▸ Task prompt
Below are the entries; count the lines in them that contain the word "капиталу" and give only the number.

* begin Records to process *

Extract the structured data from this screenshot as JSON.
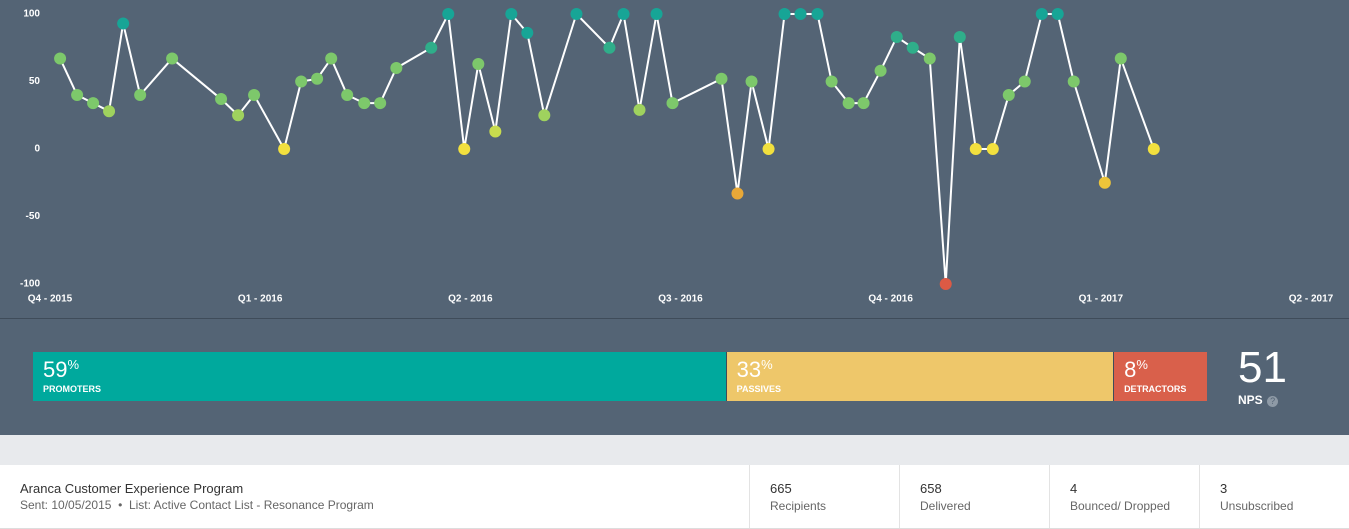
{
  "chart_data": {
    "type": "line",
    "x": [
      0.048,
      0.129,
      0.205,
      0.281,
      0.348,
      0.429,
      0.581,
      0.814,
      0.895,
      0.971,
      1.114,
      1.195,
      1.271,
      1.338,
      1.414,
      1.495,
      1.571,
      1.648,
      1.814,
      1.895,
      1.971,
      2.038,
      2.119,
      2.195,
      2.271,
      2.352,
      2.505,
      2.662,
      2.729,
      2.805,
      2.886,
      2.962,
      3.195,
      3.271,
      3.338,
      3.419,
      3.495,
      3.571,
      3.652,
      3.719,
      3.8,
      3.871,
      3.952,
      4.029,
      4.105,
      4.186,
      4.262,
      4.329,
      4.405,
      4.486,
      4.562,
      4.638,
      4.719,
      4.795,
      4.871,
      5.019,
      5.095,
      5.252
    ],
    "series": [
      {
        "color": "#ffffff",
        "values": [
          67,
          40,
          34,
          28,
          93,
          40,
          67,
          37,
          25,
          40,
          0,
          50,
          52,
          67,
          40,
          34,
          34,
          60,
          75,
          100,
          0,
          63,
          13,
          100,
          86,
          25,
          100,
          75,
          100,
          29,
          100,
          34,
          52,
          -33,
          50,
          0,
          100,
          100,
          100,
          50,
          34,
          34,
          58,
          83,
          75,
          67,
          -100,
          83,
          0,
          0,
          40,
          50,
          100,
          100,
          50,
          -25,
          67,
          0
        ],
        "point_colors": [
          "#7dc86b",
          "#7dc86b",
          "#7dc86b",
          "#9fd25e",
          "#17a596",
          "#7dc86b",
          "#7dc86b",
          "#7dc86b",
          "#9fd25e",
          "#7dc86b",
          "#f2e03e",
          "#7dc86b",
          "#7dc86b",
          "#7dc86b",
          "#7dc86b",
          "#7dc86b",
          "#7dc86b",
          "#7dc86b",
          "#2fae8a",
          "#17a596",
          "#f2e03e",
          "#7dc86b",
          "#c8dc4e",
          "#17a596",
          "#17a596",
          "#9fd25e",
          "#17a596",
          "#2fae8a",
          "#17a596",
          "#9fd25e",
          "#17a596",
          "#7dc86b",
          "#7dc86b",
          "#e8a838",
          "#7dc86b",
          "#f2e03e",
          "#17a596",
          "#17a596",
          "#17a596",
          "#7dc86b",
          "#7dc86b",
          "#7dc86b",
          "#7dc86b",
          "#2fae8a",
          "#2fae8a",
          "#7dc86b",
          "#dc5a45",
          "#2fae8a",
          "#f2e03e",
          "#f2e03e",
          "#7dc86b",
          "#7dc86b",
          "#17a596",
          "#17a596",
          "#7dc86b",
          "#ecc43a",
          "#7dc86b",
          "#f2e03e"
        ]
      }
    ],
    "xlim": [
      0,
      6
    ],
    "xticks": [
      {
        "value": 0,
        "label": "Q4 - 2015"
      },
      {
        "value": 1,
        "label": "Q1 - 2016"
      },
      {
        "value": 2,
        "label": "Q2 - 2016"
      },
      {
        "value": 3,
        "label": "Q3 - 2016"
      },
      {
        "value": 4,
        "label": "Q4 - 2016"
      },
      {
        "value": 5,
        "label": "Q1 - 2017"
      },
      {
        "value": 6,
        "label": "Q2 - 2017"
      }
    ],
    "ylim": [
      -100,
      100
    ],
    "yticks": [
      -100,
      -50,
      0,
      50,
      100
    ],
    "grid": false
  },
  "breakdown": {
    "percent_sign": "%",
    "segments": [
      {
        "name": "PROMOTERS",
        "value": 59,
        "color": "#00a99d"
      },
      {
        "name": "PASSIVES",
        "value": 33,
        "color": "#eec76a"
      },
      {
        "name": "DETRACTORS",
        "value": 8,
        "color": "#d9604b"
      }
    ],
    "nps": 51,
    "nps_label": "NPS",
    "help_icon": "?"
  },
  "footer": {
    "program": "Aranca Customer Experience Program",
    "sent": "Sent: 10/05/2015",
    "separator": "•",
    "list": "List: Active Contact List - Resonance Program",
    "stats": [
      {
        "value": 665,
        "label": "Recipients"
      },
      {
        "value": 658,
        "label": "Delivered"
      },
      {
        "value": 4,
        "label": "Bounced/ Dropped"
      },
      {
        "value": 3,
        "label": "Unsubscribed"
      }
    ]
  }
}
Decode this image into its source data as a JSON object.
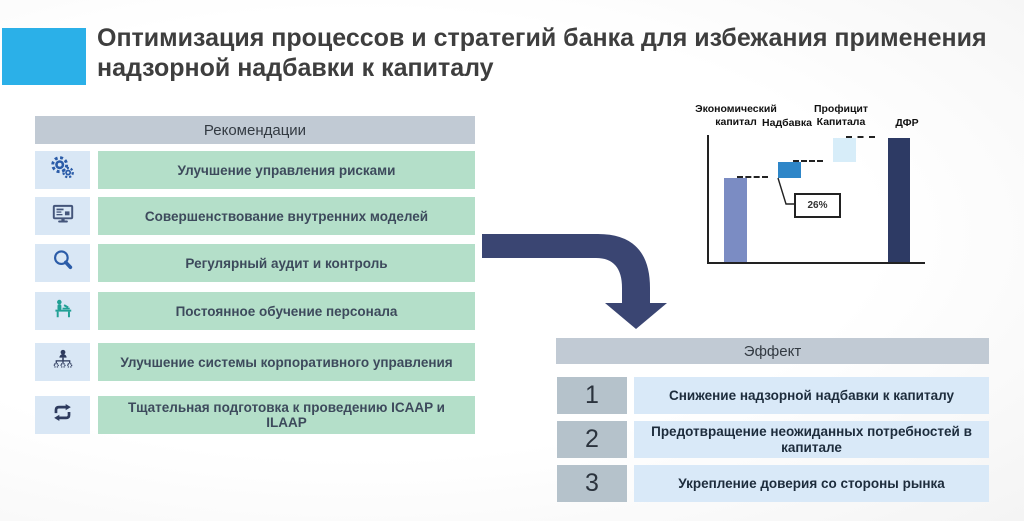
{
  "slide": {
    "title_line1": "Оптимизация процессов и стратегий банка для избежания применения",
    "title_line2": "надзорной надбавки к капиталу"
  },
  "recommendations": {
    "header": "Рекомендации",
    "items": [
      {
        "icon": "gears",
        "label": "Улучшение управления рисками"
      },
      {
        "icon": "monitor",
        "label": "Совершенствование внутренних моделей"
      },
      {
        "icon": "magnifier",
        "label": "Регулярный аудит и контроль"
      },
      {
        "icon": "training",
        "label": "Постоянное обучение персонала"
      },
      {
        "icon": "org-chart",
        "label": "Улучшение системы корпоративного управления"
      },
      {
        "icon": "repeat",
        "label": "Тщательная подготовка к проведению ICAAP и ILAAP"
      }
    ]
  },
  "effects": {
    "header": "Эффект",
    "items": [
      {
        "number": "1",
        "label": "Снижение надзорной надбавки к капиталу"
      },
      {
        "number": "2",
        "label": "Предотвращение неожиданных потребностей в капитале"
      },
      {
        "number": "3",
        "label": "Укрепление доверия со стороны рынка"
      }
    ]
  },
  "chart_data": {
    "type": "bar",
    "subtype": "waterfall",
    "categories": [
      "Экономический капитал",
      "Надбавка",
      "Профицит Капитала",
      "ДФР"
    ],
    "series": [
      {
        "name": "Экономический капитал",
        "start": 0,
        "end": 68,
        "color": "#7b8cc3"
      },
      {
        "name": "Надбавка",
        "start": 68,
        "end": 81,
        "color": "#2e86c8"
      },
      {
        "name": "Профицит Капитала",
        "start": 81,
        "end": 100,
        "color": "#d7edf9"
      },
      {
        "name": "ДФР",
        "start": 0,
        "end": 100,
        "color": "#2d3a64"
      }
    ],
    "ylim": [
      0,
      100
    ],
    "annotation_label": "26%",
    "annotation_target": "Надбавка",
    "legend": false,
    "grid": false
  },
  "colors": {
    "accent_blue": "#2bb0e8",
    "header_gray": "#c1cad4",
    "mint_green": "#b4dfc9",
    "icon_box_blue": "#d9e7f5",
    "effect_bar_blue": "#d9e9f8",
    "number_box_gray": "#b5c2cb",
    "arrow_navy": "#3a4572",
    "title_text": "#3e3e3e",
    "body_text": "#3d4a5c"
  }
}
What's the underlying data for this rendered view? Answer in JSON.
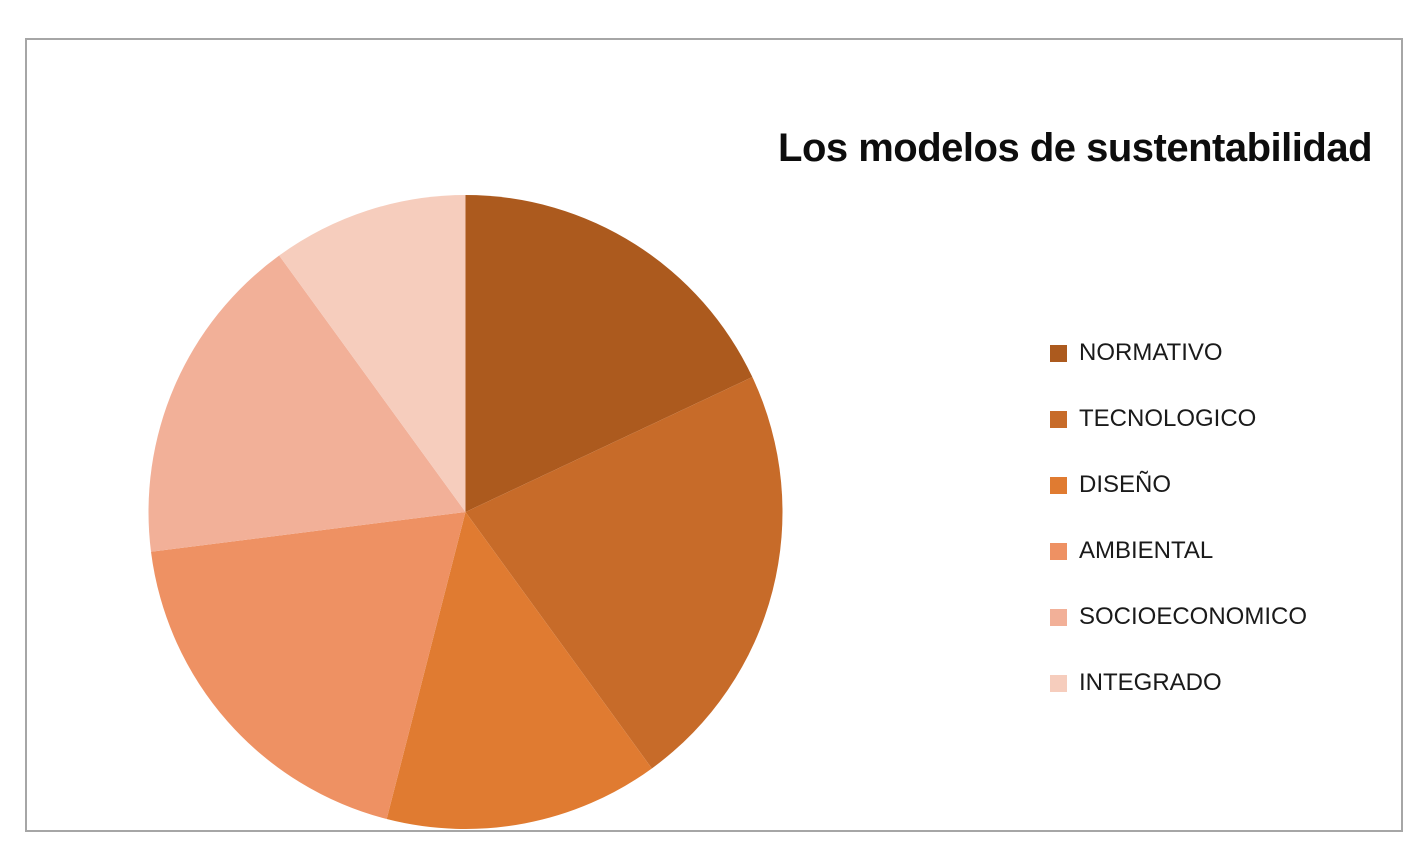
{
  "chart_data": {
    "type": "pie",
    "title": "Los modelos de sustentabilidad",
    "categories": [
      "NORMATIVO",
      "TECNOLOGICO",
      "DISEÑO",
      "AMBIENTAL",
      "SOCIOECONOMICO",
      "INTEGRADO"
    ],
    "values": [
      18,
      22,
      14,
      19,
      17,
      10
    ],
    "values_are_estimates": true,
    "colors": [
      "#AC5A1E",
      "#C76B29",
      "#E07B31",
      "#EE9163",
      "#F2B098",
      "#F6CDBD"
    ],
    "legend_position": "right",
    "start_angle_deg": 0,
    "direction": "clockwise",
    "background": "#FFFFFF",
    "frame_border_color": "#A6A6A6",
    "title_color": "#0D0D0D",
    "legend_text_color": "#1A1A1A"
  }
}
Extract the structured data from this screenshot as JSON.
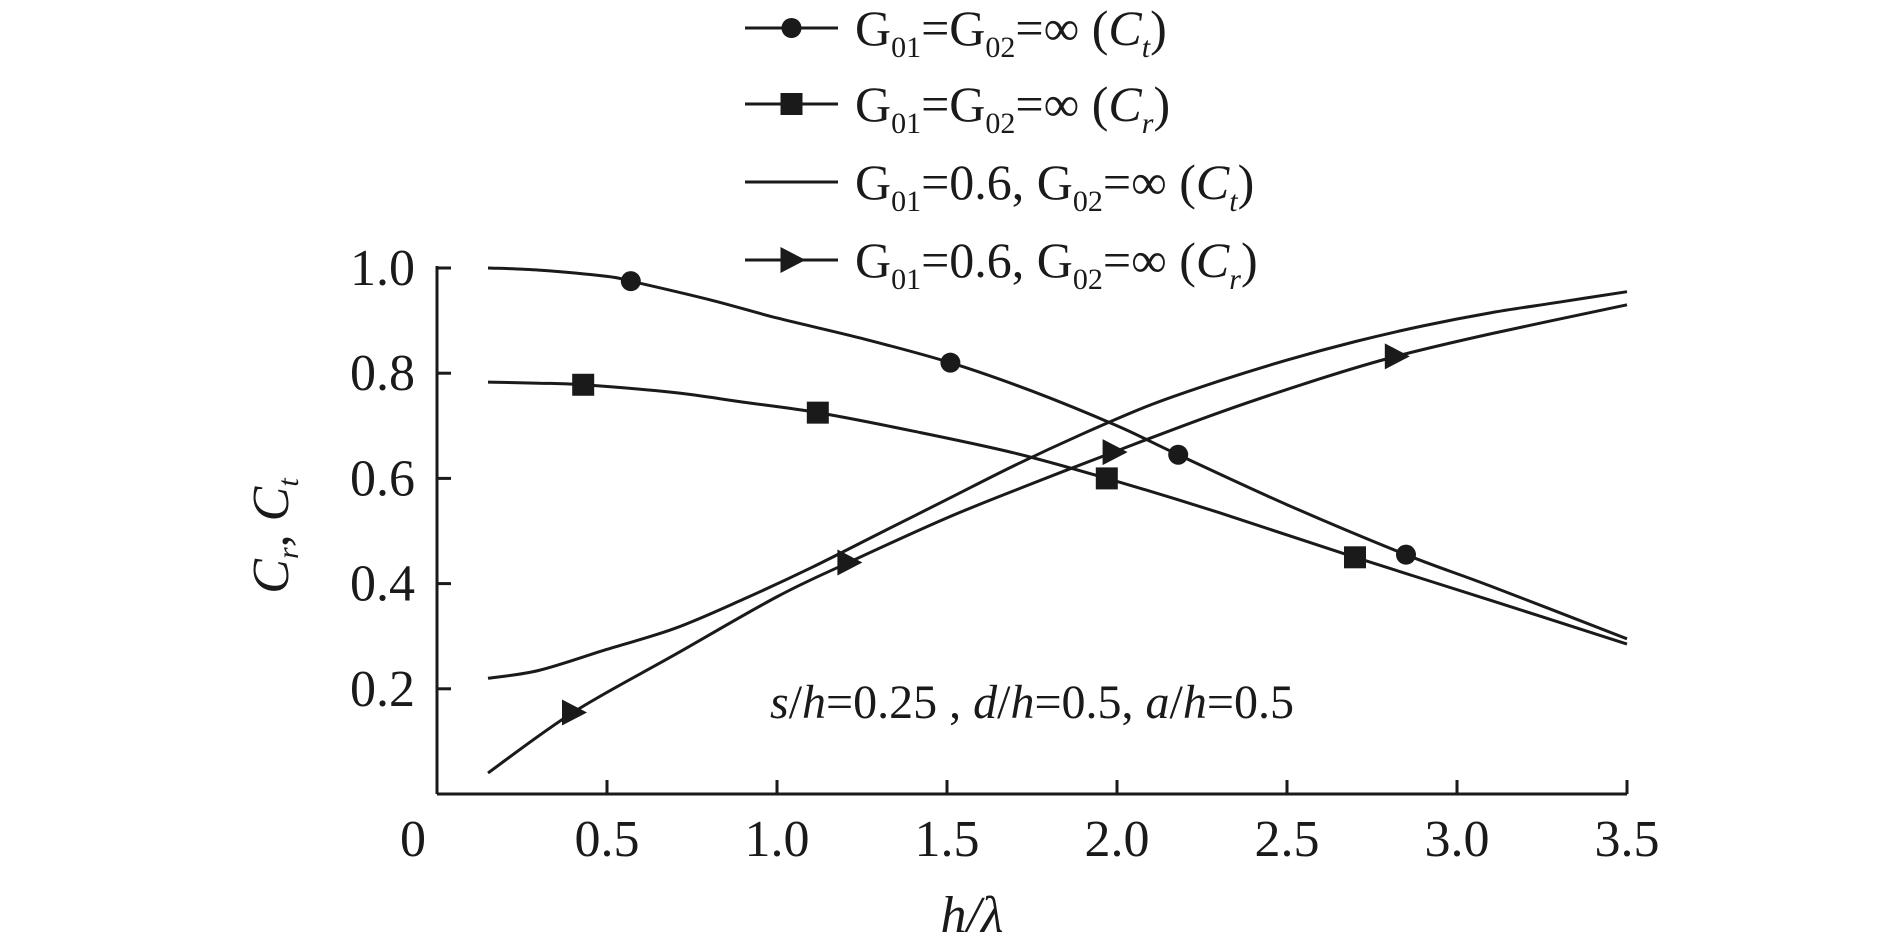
{
  "chart_data": {
    "type": "line",
    "xlabel": "h/λ",
    "ylabel": "Cr, Ct",
    "ylabel_parts": [
      "C",
      "r",
      ", ",
      "C",
      "t"
    ],
    "xlim": [
      0,
      3.5
    ],
    "ylim": [
      0,
      1.0
    ],
    "xticks": [
      0,
      0.5,
      1.0,
      1.5,
      2.0,
      2.5,
      3.0,
      3.5
    ],
    "xtick_labels": [
      "0",
      "0.5",
      "1.0",
      "1.5",
      "2.0",
      "2.5",
      "3.0",
      "3.5"
    ],
    "yticks": [
      0.2,
      0.4,
      0.6,
      0.8,
      1.0
    ],
    "ytick_labels": [
      "0.2",
      "0.4",
      "0.6",
      "0.8",
      "1.0"
    ],
    "grid": false,
    "legend_position": "top",
    "annotation": "s/h=0.25 , d/h=0.5, a/h=0.5",
    "annotation_parts": [
      {
        "t": "s",
        "i": true
      },
      {
        "t": "/",
        "i": false
      },
      {
        "t": "h",
        "i": true
      },
      {
        "t": "=0.25 , ",
        "i": false
      },
      {
        "t": "d",
        "i": true
      },
      {
        "t": "/",
        "i": false
      },
      {
        "t": "h",
        "i": true
      },
      {
        "t": "=0.5, ",
        "i": false
      },
      {
        "t": "a",
        "i": true
      },
      {
        "t": "/",
        "i": false
      },
      {
        "t": "h",
        "i": true
      },
      {
        "t": "=0.5",
        "i": false
      }
    ],
    "series": [
      {
        "name": "G01=G02=∞ (Ct)",
        "name_parts": [
          {
            "t": "G",
            "s": false
          },
          {
            "t": "01",
            "s": true
          },
          {
            "t": "=G",
            "s": false
          },
          {
            "t": "02",
            "s": true
          },
          {
            "t": "=∞ (",
            "s": false
          },
          {
            "t": "C",
            "s": false,
            "i": true
          },
          {
            "t": "t",
            "s": true,
            "i": true
          },
          {
            "t": ")",
            "s": false
          }
        ],
        "marker": "circle",
        "x": [
          0.15,
          0.3,
          0.5,
          0.57,
          0.8,
          1.0,
          1.25,
          1.51,
          1.75,
          2.0,
          2.18,
          2.5,
          2.85,
          3.1,
          3.5
        ],
        "y": [
          1.0,
          0.996,
          0.984,
          0.975,
          0.94,
          0.905,
          0.866,
          0.82,
          0.766,
          0.7,
          0.645,
          0.55,
          0.455,
          0.395,
          0.295
        ],
        "marker_x": [
          0.57,
          1.51,
          2.18,
          2.85
        ],
        "marker_y": [
          0.975,
          0.82,
          0.645,
          0.455
        ]
      },
      {
        "name": "G01=G02=∞ (Cr)",
        "name_parts": [
          {
            "t": "G",
            "s": false
          },
          {
            "t": "01",
            "s": true
          },
          {
            "t": "=G",
            "s": false
          },
          {
            "t": "02",
            "s": true
          },
          {
            "t": "=∞ (",
            "s": false
          },
          {
            "t": "C",
            "s": false,
            "i": true
          },
          {
            "t": "r",
            "s": true,
            "i": true
          },
          {
            "t": ")",
            "s": false
          }
        ],
        "marker": "square",
        "x": [
          0.15,
          0.3,
          0.43,
          0.7,
          0.9,
          1.12,
          1.4,
          1.7,
          1.97,
          2.3,
          2.7,
          3.1,
          3.5
        ],
        "y": [
          0.783,
          0.781,
          0.778,
          0.763,
          0.745,
          0.725,
          0.69,
          0.648,
          0.6,
          0.535,
          0.45,
          0.368,
          0.285
        ],
        "marker_x": [
          0.43,
          1.12,
          1.97,
          2.7
        ],
        "marker_y": [
          0.778,
          0.725,
          0.6,
          0.45
        ]
      },
      {
        "name": "G01=0.6, G02=∞ (Ct)",
        "name_parts": [
          {
            "t": "G",
            "s": false
          },
          {
            "t": "01",
            "s": true
          },
          {
            "t": "=0.6, G",
            "s": false
          },
          {
            "t": "02",
            "s": true
          },
          {
            "t": "=∞ (",
            "s": false
          },
          {
            "t": "C",
            "s": false,
            "i": true
          },
          {
            "t": "t",
            "s": true,
            "i": true
          },
          {
            "t": ")",
            "s": false
          }
        ],
        "marker": "none",
        "x": [
          0.15,
          0.3,
          0.5,
          0.7,
          0.9,
          1.1,
          1.3,
          1.5,
          1.7,
          1.9,
          2.1,
          2.3,
          2.5,
          2.7,
          2.9,
          3.1,
          3.3,
          3.5
        ],
        "y": [
          0.22,
          0.235,
          0.275,
          0.315,
          0.37,
          0.43,
          0.495,
          0.56,
          0.625,
          0.685,
          0.74,
          0.785,
          0.825,
          0.86,
          0.89,
          0.915,
          0.935,
          0.955
        ],
        "marker_x": [],
        "marker_y": []
      },
      {
        "name": "G01=0.6, G02=∞ (Cr)",
        "name_parts": [
          {
            "t": "G",
            "s": false
          },
          {
            "t": "01",
            "s": true
          },
          {
            "t": "=0.6, G",
            "s": false
          },
          {
            "t": "02",
            "s": true
          },
          {
            "t": "=∞ (",
            "s": false
          },
          {
            "t": "C",
            "s": false,
            "i": true
          },
          {
            "t": "r",
            "s": true,
            "i": true
          },
          {
            "t": ")",
            "s": false
          }
        ],
        "marker": "triangle-right",
        "x": [
          0.15,
          0.4,
          0.7,
          1.0,
          1.21,
          1.5,
          1.75,
          1.99,
          2.3,
          2.6,
          2.82,
          3.1,
          3.5
        ],
        "y": [
          0.04,
          0.155,
          0.265,
          0.375,
          0.44,
          0.525,
          0.59,
          0.65,
          0.725,
          0.79,
          0.832,
          0.875,
          0.93
        ],
        "marker_x": [
          0.4,
          1.21,
          1.99,
          2.82
        ],
        "marker_y": [
          0.155,
          0.44,
          0.65,
          0.832
        ]
      }
    ]
  }
}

* end Records to process *

▸ In response
2